Problem description> Take the material below and retype it in full; pictures are left out.

Some records:
<<<<

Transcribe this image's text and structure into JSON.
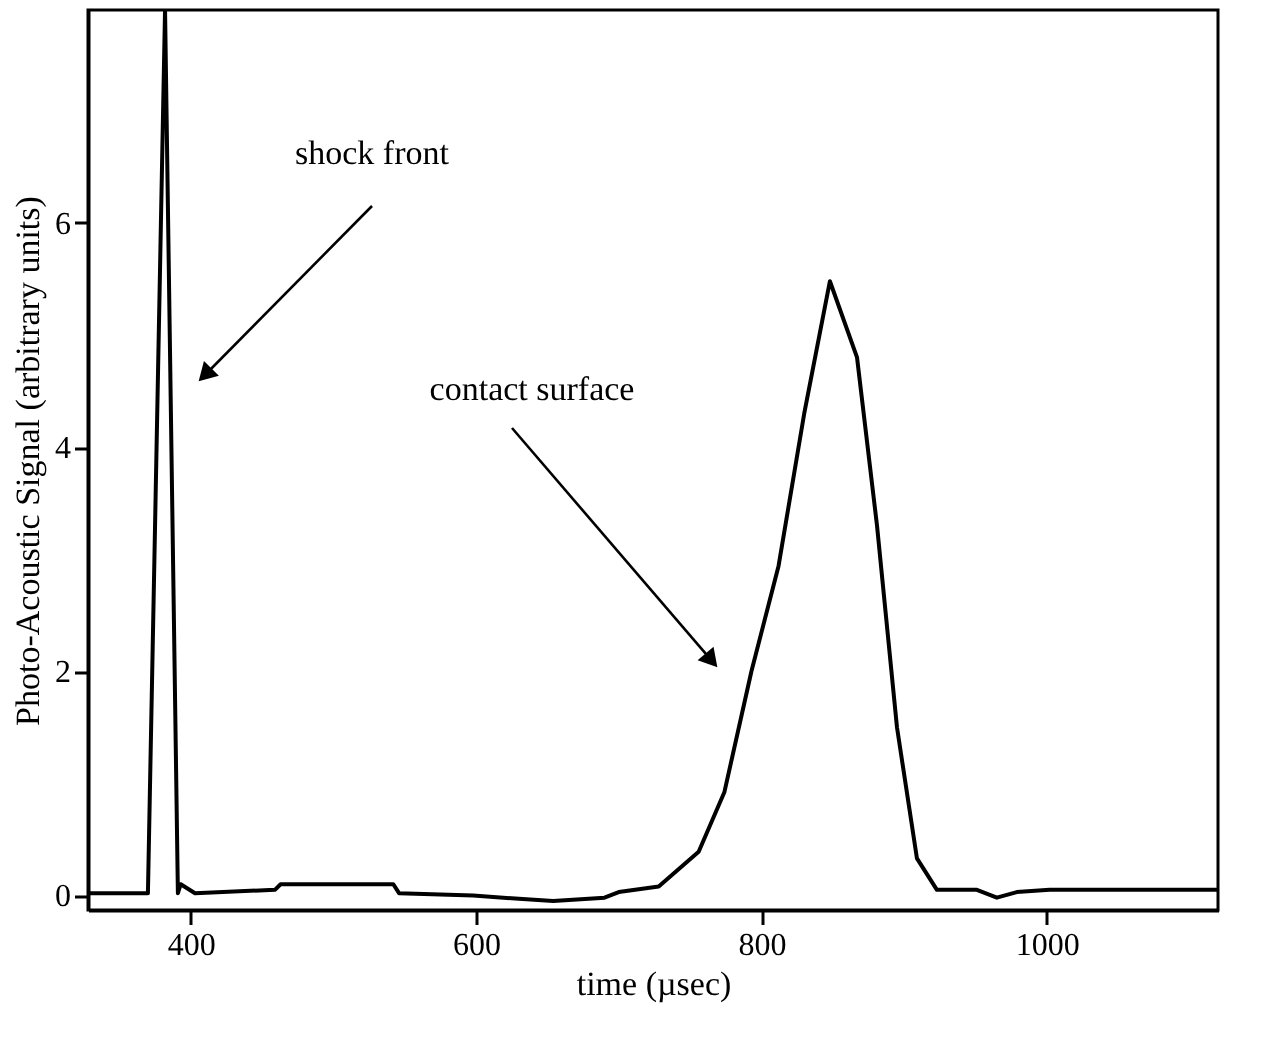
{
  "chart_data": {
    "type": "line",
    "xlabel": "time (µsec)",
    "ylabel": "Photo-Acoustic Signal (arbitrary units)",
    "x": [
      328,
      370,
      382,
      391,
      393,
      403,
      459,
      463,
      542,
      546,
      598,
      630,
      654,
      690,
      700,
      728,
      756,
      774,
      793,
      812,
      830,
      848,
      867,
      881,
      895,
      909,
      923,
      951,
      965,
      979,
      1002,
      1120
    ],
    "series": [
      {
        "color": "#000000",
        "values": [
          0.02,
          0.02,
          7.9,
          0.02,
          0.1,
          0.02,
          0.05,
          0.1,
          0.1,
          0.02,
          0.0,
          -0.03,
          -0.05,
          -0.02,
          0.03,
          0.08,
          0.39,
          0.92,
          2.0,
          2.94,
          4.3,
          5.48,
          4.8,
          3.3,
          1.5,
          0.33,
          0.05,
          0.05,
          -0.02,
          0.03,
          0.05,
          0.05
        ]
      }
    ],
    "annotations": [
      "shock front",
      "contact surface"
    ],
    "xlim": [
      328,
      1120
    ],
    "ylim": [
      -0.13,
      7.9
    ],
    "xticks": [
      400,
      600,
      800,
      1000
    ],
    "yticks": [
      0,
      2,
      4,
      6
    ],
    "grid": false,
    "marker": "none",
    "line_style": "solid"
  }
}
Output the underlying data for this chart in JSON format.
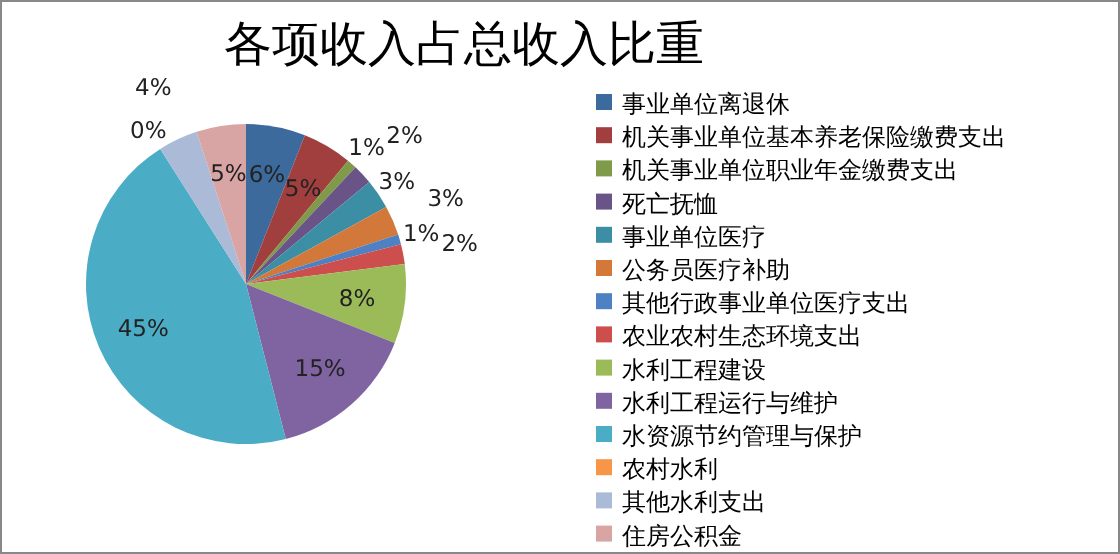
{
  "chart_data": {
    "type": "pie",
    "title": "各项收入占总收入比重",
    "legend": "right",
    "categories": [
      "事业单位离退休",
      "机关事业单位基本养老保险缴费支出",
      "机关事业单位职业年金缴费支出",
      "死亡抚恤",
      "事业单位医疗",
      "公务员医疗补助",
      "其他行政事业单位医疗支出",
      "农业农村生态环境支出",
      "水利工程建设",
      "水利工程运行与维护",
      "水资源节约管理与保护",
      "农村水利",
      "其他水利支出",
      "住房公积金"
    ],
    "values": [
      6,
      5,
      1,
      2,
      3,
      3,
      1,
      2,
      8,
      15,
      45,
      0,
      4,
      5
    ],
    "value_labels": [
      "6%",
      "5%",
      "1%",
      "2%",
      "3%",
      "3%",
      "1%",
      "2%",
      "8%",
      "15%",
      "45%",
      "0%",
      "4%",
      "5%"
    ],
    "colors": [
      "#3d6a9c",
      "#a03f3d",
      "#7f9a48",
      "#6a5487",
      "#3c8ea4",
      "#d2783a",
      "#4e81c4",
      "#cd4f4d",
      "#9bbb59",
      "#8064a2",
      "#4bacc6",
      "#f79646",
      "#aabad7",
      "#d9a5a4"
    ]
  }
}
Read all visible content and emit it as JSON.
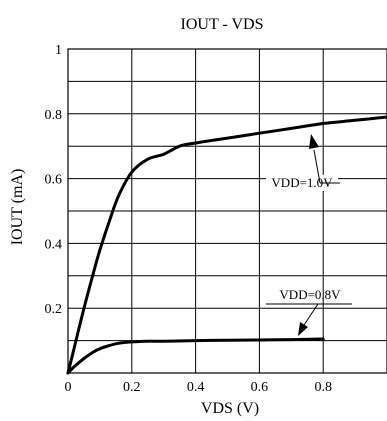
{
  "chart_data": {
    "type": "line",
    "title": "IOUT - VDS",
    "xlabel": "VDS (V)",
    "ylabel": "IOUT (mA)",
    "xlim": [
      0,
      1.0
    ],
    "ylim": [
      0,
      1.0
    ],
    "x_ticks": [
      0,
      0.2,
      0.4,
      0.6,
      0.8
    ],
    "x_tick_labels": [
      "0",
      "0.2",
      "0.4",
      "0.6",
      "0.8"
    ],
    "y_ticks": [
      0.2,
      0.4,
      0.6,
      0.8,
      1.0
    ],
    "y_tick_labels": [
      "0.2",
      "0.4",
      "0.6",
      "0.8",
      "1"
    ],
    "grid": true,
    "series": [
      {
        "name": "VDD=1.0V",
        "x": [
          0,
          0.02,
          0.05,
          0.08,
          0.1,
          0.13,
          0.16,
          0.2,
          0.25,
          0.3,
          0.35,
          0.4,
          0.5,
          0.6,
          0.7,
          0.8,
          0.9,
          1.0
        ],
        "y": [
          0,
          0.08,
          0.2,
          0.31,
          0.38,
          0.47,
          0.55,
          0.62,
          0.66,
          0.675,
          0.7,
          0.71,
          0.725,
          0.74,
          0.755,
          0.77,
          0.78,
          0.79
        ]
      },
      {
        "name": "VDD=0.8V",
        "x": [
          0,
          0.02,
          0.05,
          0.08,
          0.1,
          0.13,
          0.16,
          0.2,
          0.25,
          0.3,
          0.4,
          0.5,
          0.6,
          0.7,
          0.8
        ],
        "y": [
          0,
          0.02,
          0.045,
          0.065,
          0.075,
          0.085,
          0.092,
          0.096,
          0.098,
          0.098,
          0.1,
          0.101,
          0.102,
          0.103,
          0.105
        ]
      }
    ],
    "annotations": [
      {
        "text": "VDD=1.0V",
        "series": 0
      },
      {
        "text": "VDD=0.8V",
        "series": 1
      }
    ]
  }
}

>>>>

Task solution>
Transcribe this image's text and structure into JSON.
{
  "chart_data": {
    "type": "line",
    "xlabel": "time (µsec)",
    "ylabel": "Photo-Acoustic Signal (arbitrary units)",
    "x": [
      328,
      370,
      382,
      391,
      393,
      403,
      459,
      463,
      542,
      546,
      598,
      630,
      654,
      690,
      700,
      728,
      756,
      774,
      793,
      812,
      830,
      848,
      867,
      881,
      895,
      909,
      923,
      951,
      965,
      979,
      1002,
      1120
    ],
    "series": [
      {
        "color": "#000000",
        "values": [
          0.02,
          0.02,
          7.9,
          0.02,
          0.1,
          0.02,
          0.05,
          0.1,
          0.1,
          0.02,
          0.0,
          -0.03,
          -0.05,
          -0.02,
          0.03,
          0.08,
          0.39,
          0.92,
          2.0,
          2.94,
          4.3,
          5.48,
          4.8,
          3.3,
          1.5,
          0.33,
          0.05,
          0.05,
          -0.02,
          0.03,
          0.05,
          0.05
        ]
      }
    ],
    "annotations": [
      "shock front",
      "contact surface"
    ],
    "xlim": [
      328,
      1120
    ],
    "ylim": [
      -0.13,
      7.9
    ],
    "xticks": [
      400,
      600,
      800,
      1000
    ],
    "yticks": [
      0,
      2,
      4,
      6
    ],
    "grid": false,
    "marker": "none",
    "line_style": "solid"
  }
}
Output the underlying data for this chart in JSON format.
{
  "chart_data": {
    "type": "pie",
    "title": "各项收入占总收入比重",
    "legend": "right",
    "categories": [
      "事业单位离退休",
      "机关事业单位基本养老保险缴费支出",
      "机关事业单位职业年金缴费支出",
      "死亡抚恤",
      "事业单位医疗",
      "公务员医疗补助",
      "其他行政事业单位医疗支出",
      "农业农村生态环境支出",
      "水利工程建设",
      "水利工程运行与维护",
      "水资源节约管理与保护",
      "农村水利",
      "其他水利支出",
      "住房公积金"
    ],
    "values": [
      6,
      5,
      1,
      2,
      3,
      3,
      1,
      2,
      8,
      15,
      45,
      0,
      4,
      5
    ],
    "value_labels": [
      "6%",
      "5%",
      "1%",
      "2%",
      "3%",
      "3%",
      "1%",
      "2%",
      "8%",
      "15%",
      "45%",
      "0%",
      "4%",
      "5%"
    ],
    "colors": [
      "#3d6a9c",
      "#a03f3d",
      "#7f9a48",
      "#6a5487",
      "#3c8ea4",
      "#d2783a",
      "#4e81c4",
      "#cd4f4d",
      "#9bbb59",
      "#8064a2",
      "#4bacc6",
      "#f79646",
      "#aabad7",
      "#d9a5a4"
    ]
  }
}
Read all visible content and emit it as JSON.
{
  "chart_data": {
    "type": "line",
    "title": "IOUT - VDS",
    "xlabel": "VDS (V)",
    "ylabel": "IOUT (mA)",
    "xlim": [
      0,
      1.0
    ],
    "ylim": [
      0,
      1.0
    ],
    "x_ticks": [
      0,
      0.2,
      0.4,
      0.6,
      0.8
    ],
    "x_tick_labels": [
      "0",
      "0.2",
      "0.4",
      "0.6",
      "0.8"
    ],
    "y_ticks": [
      0.2,
      0.4,
      0.6,
      0.8,
      1.0
    ],
    "y_tick_labels": [
      "0.2",
      "0.4",
      "0.6",
      "0.8",
      "1"
    ],
    "grid": true,
    "series": [
      {
        "name": "VDD=1.0V",
        "x": [
          0,
          0.02,
          0.05,
          0.08,
          0.1,
          0.13,
          0.16,
          0.2,
          0.25,
          0.3,
          0.35,
          0.4,
          0.5,
          0.6,
          0.7,
          0.8,
          0.9,
          1.0
        ],
        "y": [
          0,
          0.08,
          0.2,
          0.31,
          0.38,
          0.47,
          0.55,
          0.62,
          0.66,
          0.675,
          0.7,
          0.71,
          0.725,
          0.74,
          0.755,
          0.77,
          0.78,
          0.79
        ]
      },
      {
        "name": "VDD=0.8V",
        "x": [
          0,
          0.02,
          0.05,
          0.08,
          0.1,
          0.13,
          0.16,
          0.2,
          0.25,
          0.3,
          0.4,
          0.5,
          0.6,
          0.7,
          0.8
        ],
        "y": [
          0,
          0.02,
          0.045,
          0.065,
          0.075,
          0.085,
          0.092,
          0.096,
          0.098,
          0.098,
          0.1,
          0.101,
          0.102,
          0.103,
          0.105
        ]
      }
    ],
    "annotations": [
      {
        "text": "VDD=1.0V",
        "series": 0
      },
      {
        "text": "VDD=0.8V",
        "series": 1
      }
    ]
  }
}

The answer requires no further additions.